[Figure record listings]
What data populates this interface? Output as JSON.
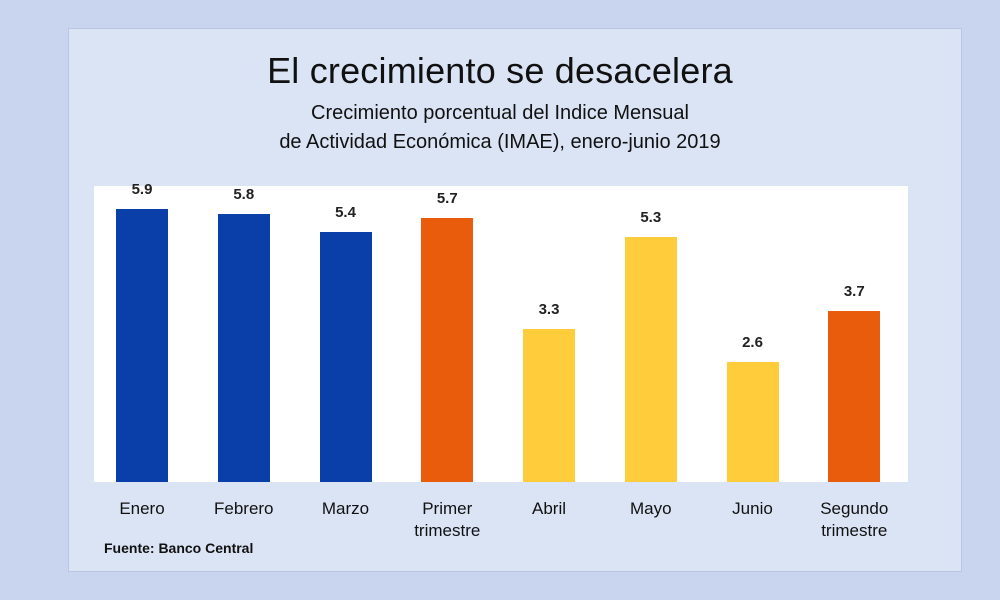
{
  "chart_data": {
    "type": "bar",
    "title": "El crecimiento se desacelera",
    "subtitle": [
      "Crecimiento porcentual del Indice Mensual",
      "de Actividad Económica (IMAE), enero-junio 2019"
    ],
    "categories": [
      "Enero",
      "Febrero",
      "Marzo",
      "Primer\ntrimestre",
      "Abril",
      "Mayo",
      "Junio",
      "Segundo\ntrimestre"
    ],
    "values": [
      5.9,
      5.8,
      5.4,
      5.7,
      3.3,
      5.3,
      2.6,
      3.7
    ],
    "value_labels": [
      "5.9",
      "5.8",
      "5.4",
      "5.7",
      "3.3",
      "5.3",
      "2.6",
      "3.7"
    ],
    "colors": [
      "#0a3faa",
      "#0a3faa",
      "#0a3faa",
      "#e85c0c",
      "#ffcd3c",
      "#ffcd3c",
      "#ffcd3c",
      "#e85c0c"
    ],
    "ylim": [
      0,
      6.4
    ],
    "grid": false,
    "legend": "none",
    "xlabel": "",
    "ylabel": ""
  },
  "source": "Fuente: Banco Central"
}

• _Task objective_
Working from the lines above, reproduce the material exactly and exclude its pictures.

• _Task result_
What data populates this interface? Output as JSON.
{
  "chart_data": {
    "type": "bar",
    "title": "El crecimiento se desacelera",
    "subtitle": [
      "Crecimiento porcentual del Indice Mensual",
      "de Actividad Económica (IMAE), enero-junio 2019"
    ],
    "categories": [
      "Enero",
      "Febrero",
      "Marzo",
      "Primer\ntrimestre",
      "Abril",
      "Mayo",
      "Junio",
      "Segundo\ntrimestre"
    ],
    "values": [
      5.9,
      5.8,
      5.4,
      5.7,
      3.3,
      5.3,
      2.6,
      3.7
    ],
    "value_labels": [
      "5.9",
      "5.8",
      "5.4",
      "5.7",
      "3.3",
      "5.3",
      "2.6",
      "3.7"
    ],
    "colors": [
      "#0a3faa",
      "#0a3faa",
      "#0a3faa",
      "#e85c0c",
      "#ffcd3c",
      "#ffcd3c",
      "#ffcd3c",
      "#e85c0c"
    ],
    "ylim": [
      0,
      6.4
    ],
    "grid": false,
    "legend": "none",
    "xlabel": "",
    "ylabel": ""
  },
  "source": "Fuente: Banco Central"
}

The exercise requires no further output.